• Requirement:
In the listing below, count the lines containing the string "required" and state only the number.

[Recorded data]
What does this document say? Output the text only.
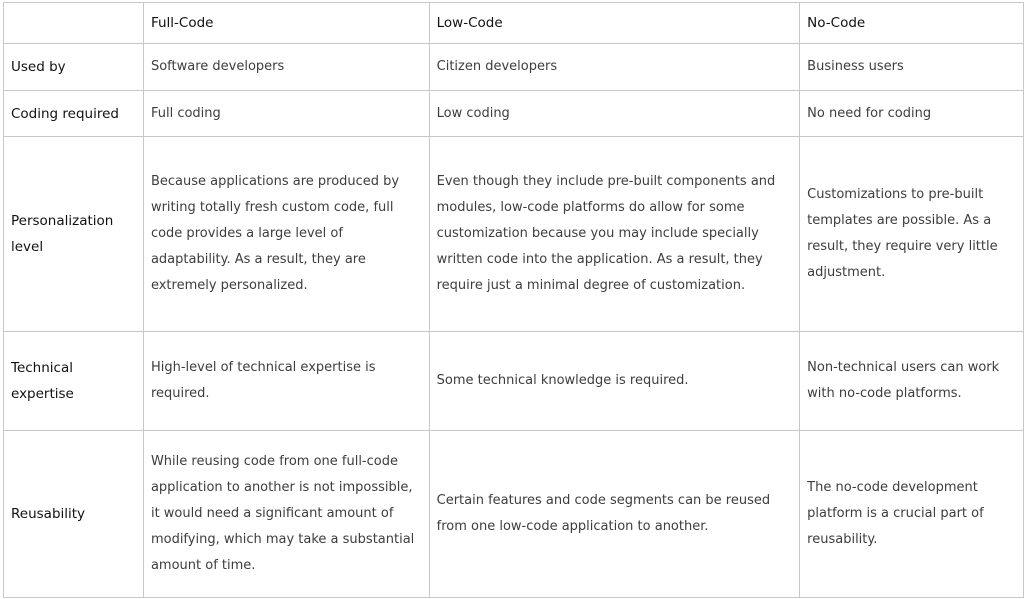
	Full-Code	Low-Code	No-Code
Used by	Software developers	Citizen developers	Business users
Coding required	Full coding	Low coding	No need for coding
Personalization level	Because applications are produced by writing totally fresh custom code, full code provides a large level of adaptability. As a result, they are extremely personalized.	Even though they include pre-built components and modules, low-code platforms do allow for some customization because you may include specially written code into the application. As a result, they require just a minimal degree of customization.	Customizations to pre-built templates are possible. As a result, they require very little adjustment.
Technical expertise	High-level of technical expertise is required.	Some technical knowledge is required.	Non-technical users can work with no-code platforms.
Reusability	While reusing code from one full-code application to another is not impossible, it would need a significant amount of modifying, which may take a substantial amount of time.	Certain features and code segments can be reused from one low-code application to another.	The no-code development platform is a crucial part of reusability.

• Written response:
2